Stored records:

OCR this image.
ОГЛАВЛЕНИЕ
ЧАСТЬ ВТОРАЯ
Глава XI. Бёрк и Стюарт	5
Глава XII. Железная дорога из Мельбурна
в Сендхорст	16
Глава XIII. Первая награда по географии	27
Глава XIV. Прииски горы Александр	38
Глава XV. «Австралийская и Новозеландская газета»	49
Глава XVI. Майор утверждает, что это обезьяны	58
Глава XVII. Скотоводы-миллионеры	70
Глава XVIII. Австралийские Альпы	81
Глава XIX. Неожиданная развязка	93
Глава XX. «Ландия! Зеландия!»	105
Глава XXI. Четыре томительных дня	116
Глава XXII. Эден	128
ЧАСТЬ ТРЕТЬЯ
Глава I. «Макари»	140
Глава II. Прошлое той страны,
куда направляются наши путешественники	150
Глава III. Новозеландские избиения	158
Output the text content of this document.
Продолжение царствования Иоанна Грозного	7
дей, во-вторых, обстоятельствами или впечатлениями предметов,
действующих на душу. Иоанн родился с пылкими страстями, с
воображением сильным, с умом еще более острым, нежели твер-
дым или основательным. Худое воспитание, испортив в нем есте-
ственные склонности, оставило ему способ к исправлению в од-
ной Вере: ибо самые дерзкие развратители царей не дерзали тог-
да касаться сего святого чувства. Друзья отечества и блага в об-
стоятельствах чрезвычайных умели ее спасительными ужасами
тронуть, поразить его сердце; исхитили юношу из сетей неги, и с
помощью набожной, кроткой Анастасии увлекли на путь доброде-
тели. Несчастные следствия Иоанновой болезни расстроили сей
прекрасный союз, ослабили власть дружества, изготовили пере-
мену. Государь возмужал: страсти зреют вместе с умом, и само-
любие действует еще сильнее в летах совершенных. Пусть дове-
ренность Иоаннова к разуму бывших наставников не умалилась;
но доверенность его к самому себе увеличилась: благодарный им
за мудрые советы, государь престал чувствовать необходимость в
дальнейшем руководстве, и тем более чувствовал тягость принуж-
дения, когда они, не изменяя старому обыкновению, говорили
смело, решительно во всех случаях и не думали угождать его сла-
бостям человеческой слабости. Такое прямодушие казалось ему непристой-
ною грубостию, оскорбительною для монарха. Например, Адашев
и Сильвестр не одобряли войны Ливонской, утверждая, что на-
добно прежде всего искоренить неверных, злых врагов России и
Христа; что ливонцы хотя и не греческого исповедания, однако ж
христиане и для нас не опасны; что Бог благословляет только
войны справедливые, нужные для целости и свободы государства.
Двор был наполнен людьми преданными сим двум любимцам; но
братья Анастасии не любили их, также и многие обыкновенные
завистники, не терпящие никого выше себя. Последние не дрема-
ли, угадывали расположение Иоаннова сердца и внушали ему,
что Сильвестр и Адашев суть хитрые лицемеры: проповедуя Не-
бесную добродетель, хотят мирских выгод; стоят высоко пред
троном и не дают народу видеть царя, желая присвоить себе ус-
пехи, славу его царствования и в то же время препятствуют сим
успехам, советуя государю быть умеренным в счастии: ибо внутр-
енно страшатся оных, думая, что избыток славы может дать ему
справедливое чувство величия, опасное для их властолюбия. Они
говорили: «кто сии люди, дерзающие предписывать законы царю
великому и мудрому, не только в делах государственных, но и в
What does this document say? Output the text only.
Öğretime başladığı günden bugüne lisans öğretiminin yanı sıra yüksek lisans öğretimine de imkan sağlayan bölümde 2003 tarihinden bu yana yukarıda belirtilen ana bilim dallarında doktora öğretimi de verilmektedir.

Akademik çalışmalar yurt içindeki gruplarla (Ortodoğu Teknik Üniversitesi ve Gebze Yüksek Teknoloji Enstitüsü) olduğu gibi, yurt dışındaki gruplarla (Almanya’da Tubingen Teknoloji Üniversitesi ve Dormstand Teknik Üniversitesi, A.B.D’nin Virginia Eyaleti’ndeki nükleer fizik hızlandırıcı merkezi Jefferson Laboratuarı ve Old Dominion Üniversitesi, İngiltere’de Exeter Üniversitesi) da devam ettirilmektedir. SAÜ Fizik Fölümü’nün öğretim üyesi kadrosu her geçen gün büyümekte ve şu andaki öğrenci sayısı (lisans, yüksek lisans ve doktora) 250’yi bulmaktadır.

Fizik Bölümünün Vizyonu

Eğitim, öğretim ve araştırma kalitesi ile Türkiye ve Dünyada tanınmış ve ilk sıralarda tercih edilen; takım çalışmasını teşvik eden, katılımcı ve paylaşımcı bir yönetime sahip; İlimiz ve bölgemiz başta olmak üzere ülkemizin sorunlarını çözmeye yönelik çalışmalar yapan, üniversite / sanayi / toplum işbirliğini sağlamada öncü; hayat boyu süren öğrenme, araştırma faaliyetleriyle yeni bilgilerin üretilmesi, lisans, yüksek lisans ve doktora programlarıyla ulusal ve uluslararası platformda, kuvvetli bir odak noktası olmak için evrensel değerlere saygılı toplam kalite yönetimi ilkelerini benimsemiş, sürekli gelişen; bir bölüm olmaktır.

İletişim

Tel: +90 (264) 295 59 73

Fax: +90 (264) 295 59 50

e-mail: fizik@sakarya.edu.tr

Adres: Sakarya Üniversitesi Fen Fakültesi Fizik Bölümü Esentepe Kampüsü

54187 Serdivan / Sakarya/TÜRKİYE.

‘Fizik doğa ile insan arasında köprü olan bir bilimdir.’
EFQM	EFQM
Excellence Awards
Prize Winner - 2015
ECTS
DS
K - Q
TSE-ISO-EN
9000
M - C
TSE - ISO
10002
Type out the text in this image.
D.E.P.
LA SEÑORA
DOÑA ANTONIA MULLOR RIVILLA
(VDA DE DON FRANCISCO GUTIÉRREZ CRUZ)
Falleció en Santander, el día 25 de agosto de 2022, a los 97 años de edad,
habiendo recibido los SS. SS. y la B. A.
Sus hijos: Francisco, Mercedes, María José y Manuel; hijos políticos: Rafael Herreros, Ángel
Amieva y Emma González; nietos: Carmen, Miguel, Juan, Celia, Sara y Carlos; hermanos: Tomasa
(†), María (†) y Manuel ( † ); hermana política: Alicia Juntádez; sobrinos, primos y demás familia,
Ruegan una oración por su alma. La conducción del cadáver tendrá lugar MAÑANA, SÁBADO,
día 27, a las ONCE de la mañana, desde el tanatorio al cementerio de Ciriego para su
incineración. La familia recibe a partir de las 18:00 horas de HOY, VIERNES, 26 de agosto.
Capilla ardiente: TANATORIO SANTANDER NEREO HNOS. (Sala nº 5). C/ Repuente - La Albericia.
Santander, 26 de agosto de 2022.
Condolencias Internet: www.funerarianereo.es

# [Exercise objective]
Word for word, quote all of the data above.

# [Right answer]
OCR this image.
ОГЛАВЛЕНИЕ
ЧАСТЬ ВТОРАЯ
Глава XI. Бёрк и Стюарт	5
Глава XII. Железная дорога из Мельбурна
в Сендхорст	16
Глава XIII. Первая награда по географии	27
Глава XIV. Прииски горы Александр	38
Глава XV. «Австралийская и Новозеландская газета»	49
Глава XVI. Майор утверждает, что это обезьяны	58
Глава XVII. Скотоводы-миллионеры	70
Глава XVIII. Австралийские Альпы	81
Глава XIX. Неожиданная развязка	93
Глава XX. «Ландия! Зеландия!»	105
Глава XXI. Четыре томительных дня	116
Глава XXII. Эден	128
ЧАСТЬ ТРЕТЬЯ
Глава I. «Макари»	140
Глава II. Прошлое той страны,
куда направляются наши путешественники	150
Глава III. Новозеландские избиения	158
Output the text content of this document.
Продолжение царствования Иоанна Грозного	7
дей, во-вторых, обстоятельствами или впечатлениями предметов,
действующих на душу. Иоанн родился с пылкими страстями, с
воображением сильным, с умом еще более острым, нежели твер-
дым или основательным. Худое воспитание, испортив в нем есте-
ственные склонности, оставило ему способ к исправлению в од-
ной Вере: ибо самые дерзкие развратители царей не дерзали тог-
да касаться сего святого чувства. Друзья отечества и блага в об-
стоятельствах чрезвычайных умели ее спасительными ужасами
тронуть, поразить его сердце; исхитили юношу из сетей неги, и с
помощью набожной, кроткой Анастасии увлекли на путь доброде-
тели. Несчастные следствия Иоанновой болезни расстроили сей
прекрасный союз, ослабили власть дружества, изготовили пере-
мену. Государь возмужал: страсти зреют вместе с умом, и само-
любие действует еще сильнее в летах совершенных. Пусть дове-
ренность Иоаннова к разуму бывших наставников не умалилась;
но доверенность его к самому себе увеличилась: благодарный им
за мудрые советы, государь престал чувствовать необходимость в
дальнейшем руководстве, и тем более чувствовал тягость принуж-
дения, когда они, не изменяя старому обыкновению, говорили
смело, решительно во всех случаях и не думали угождать его сла-
бостям человеческой слабости. Такое прямодушие казалось ему непристой-
ною грубостию, оскорбительною для монарха. Например, Адашев
и Сильвестр не одобряли войны Ливонской, утверждая, что на-
добно прежде всего искоренить неверных, злых врагов России и
Христа; что ливонцы хотя и не греческого исповедания, однако ж
христиане и для нас не опасны; что Бог благословляет только
войны справедливые, нужные для целости и свободы государства.
Двор был наполнен людьми преданными сим двум любимцам; но
братья Анастасии не любили их, также и многие обыкновенные
завистники, не терпящие никого выше себя. Последние не дрема-
ли, угадывали расположение Иоаннова сердца и внушали ему,
что Сильвестр и Адашев суть хитрые лицемеры: проповедуя Не-
бесную добродетель, хотят мирских выгод; стоят высоко пред
троном и не дают народу видеть царя, желая присвоить себе ус-
пехи, славу его царствования и в то же время препятствуют сим
успехам, советуя государю быть умеренным в счастии: ибо внутр-
енно страшатся оных, думая, что избыток славы может дать ему
справедливое чувство величия, опасное для их властолюбия. Они
говорили: «кто сии люди, дерзающие предписывать законы царю
великому и мудрому, не только в делах государственных, но и в
What does this document say? Output the text only.
Öğretime başladığı günden bugüne lisans öğretiminin yanı sıra yüksek lisans öğretimine de imkan sağlayan bölümde 2003 tarihinden bu yana yukarıda belirtilen ana bilim dallarında doktora öğretimi de verilmektedir.

Akademik çalışmalar yurt içindeki gruplarla (Ortodoğu Teknik Üniversitesi ve Gebze Yüksek Teknoloji Enstitüsü) olduğu gibi, yurt dışındaki gruplarla (Almanya’da Tubingen Teknoloji Üniversitesi ve Dormstand Teknik Üniversitesi, A.B.D’nin Virginia Eyaleti’ndeki nükleer fizik hızlandırıcı merkezi Jefferson Laboratuarı ve Old Dominion Üniversitesi, İngiltere’de Exeter Üniversitesi) da devam ettirilmektedir. SAÜ Fizik Fölümü’nün öğretim üyesi kadrosu her geçen gün büyümekte ve şu andaki öğrenci sayısı (lisans, yüksek lisans ve doktora) 250’yi bulmaktadır.

Fizik Bölümünün Vizyonu

Eğitim, öğretim ve araştırma kalitesi ile Türkiye ve Dünyada tanınmış ve ilk sıralarda tercih edilen; takım çalışmasını teşvik eden, katılımcı ve paylaşımcı bir yönetime sahip; İlimiz ve bölgemiz başta olmak üzere ülkemizin sorunlarını çözmeye yönelik çalışmalar yapan, üniversite / sanayi / toplum işbirliğini sağlamada öncü; hayat boyu süren öğrenme, araştırma faaliyetleriyle yeni bilgilerin üretilmesi, lisans, yüksek lisans ve doktora programlarıyla ulusal ve uluslararası platformda, kuvvetli bir odak noktası olmak için evrensel değerlere saygılı toplam kalite yönetimi ilkelerini benimsemiş, sürekli gelişen; bir bölüm olmaktır.

İletişim

Tel: +90 (264) 295 59 73

Fax: +90 (264) 295 59 50

e-mail: fizik@sakarya.edu.tr

Adres: Sakarya Üniversitesi Fen Fakültesi Fizik Bölümü Esentepe Kampüsü

54187 Serdivan / Sakarya/TÜRKİYE.

‘Fizik doğa ile insan arasında köprü olan bir bilimdir.’
EFQM	EFQM
Excellence Awards
Prize Winner - 2015
ECTS
DS
K - Q
TSE-ISO-EN
9000
M - C
TSE - ISO
10002
Type out the text in this image.
D.E.P.
LA SEÑORA
DOÑA ANTONIA MULLOR RIVILLA
(VDA DE DON FRANCISCO GUTIÉRREZ CRUZ)
Falleció en Santander, el día 25 de agosto de 2022, a los 97 años de edad,
habiendo recibido los SS. SS. y la B. A.
Sus hijos: Francisco, Mercedes, María José y Manuel; hijos políticos: Rafael Herreros, Ángel
Amieva y Emma González; nietos: Carmen, Miguel, Juan, Celia, Sara y Carlos; hermanos: Tomasa
(†), María (†) y Manuel ( † ); hermana política: Alicia Juntádez; sobrinos, primos y demás familia,
Ruegan una oración por su alma. La conducción del cadáver tendrá lugar MAÑANA, SÁBADO,
día 27, a las ONCE de la mañana, desde el tanatorio al cementerio de Ciriego para su
incineración. La familia recibe a partir de las 18:00 horas de HOY, VIERNES, 26 de agosto.
Capilla ardiente: TANATORIO SANTANDER NEREO HNOS. (Sala nº 5). C/ Repuente - La Albericia.
Santander, 26 de agosto de 2022.
Condolencias Internet: www.funerarianereo.es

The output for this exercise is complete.